## SELECTED PASSAGE

::::

Module 9

You can download the R Markdown file (https://gedeck.github.io/DS-6030/homework/Module-9.Rmd) and use it to answer the following questions.

If not otherwise stated, use Tidyverse and Tidymodels for the assignments.

1. Sentiment analysis using SVM

In this assignment, we will build a model to predict the sentiment expressed in Amazon reviews. In order to build a model, we need to convert the text review into a numeric representation. We will use the textrecipes package to process the text data.

This assignment is only a first glimpse into handling text data. For a detailed introduction to text analytics in tidymodels see Hvitfeldt and Silge (2022, Supervised Machine Learning for Text Analysis in R).

The data are taken from https://archive.ics.uci.edu/dataset/331/sentiment+labelled+sentences.

You can load the data from https://gedeck.github.io/DS-6030/datasets/homework/sentiment_labelled_sentences/amazon_cells_labelled.txt

You will need to install the packages textrecipes and stopwords to complete this assignment.

  1. Setup

(1.1) Load the data. The data has no column headers. Each line contains a review sentence separated by a tab character (\t) from the sentiment label (0 or 1). Create a tibble with the column names sentence and sentiment. Use the tidyverse function read_delim to load the data. The dataset has 1000 rows (the read.csv function fails to load the data correctly). Don’t forget to convert sentiment to a factor. (2 point - coding)

(1.2) Split the dataset into training (80%) and test sets (20%). Prepare resamples from the training set for 10-fold cross validation. (1 point - coding)

::::

## INFORMATION SHOWN
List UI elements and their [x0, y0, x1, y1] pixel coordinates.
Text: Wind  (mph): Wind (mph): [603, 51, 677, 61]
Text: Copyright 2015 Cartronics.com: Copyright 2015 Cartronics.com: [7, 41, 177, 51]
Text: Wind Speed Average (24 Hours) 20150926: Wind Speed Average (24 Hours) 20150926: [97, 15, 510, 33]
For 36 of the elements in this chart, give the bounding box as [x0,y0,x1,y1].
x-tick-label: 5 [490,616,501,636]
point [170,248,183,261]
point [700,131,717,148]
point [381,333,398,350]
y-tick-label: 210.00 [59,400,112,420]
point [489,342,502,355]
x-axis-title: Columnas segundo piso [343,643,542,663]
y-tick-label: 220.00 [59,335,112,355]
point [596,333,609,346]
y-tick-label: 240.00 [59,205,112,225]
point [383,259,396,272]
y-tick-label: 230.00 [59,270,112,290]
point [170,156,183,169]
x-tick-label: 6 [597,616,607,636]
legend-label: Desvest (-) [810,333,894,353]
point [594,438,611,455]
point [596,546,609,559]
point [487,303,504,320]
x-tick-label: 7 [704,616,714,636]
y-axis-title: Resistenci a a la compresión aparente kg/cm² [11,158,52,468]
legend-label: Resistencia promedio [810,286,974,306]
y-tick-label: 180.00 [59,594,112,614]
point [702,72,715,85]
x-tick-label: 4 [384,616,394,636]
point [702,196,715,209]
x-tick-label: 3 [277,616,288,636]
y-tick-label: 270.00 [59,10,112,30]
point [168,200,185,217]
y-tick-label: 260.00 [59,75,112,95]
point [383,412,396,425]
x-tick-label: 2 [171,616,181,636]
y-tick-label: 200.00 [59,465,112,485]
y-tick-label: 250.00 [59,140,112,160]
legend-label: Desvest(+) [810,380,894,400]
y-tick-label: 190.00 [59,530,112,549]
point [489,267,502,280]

::::

## EXERCISES TO COMPLETE
- A) In the Module 9 assignment, which tidyverse function should be used to load the review data?
- B) Echo the Module 9 assignment word for word, starting with "(1.2) Split the" and going on through "(1 point - coding)".

## SOLUTIONS IN ORDER
- A) The read_delim function.

- B)
(1.2) Split the dataset into training (80%) and test sets (20%). Prepare resamples from the training set for 10-fold cross validation. (1 point - coding)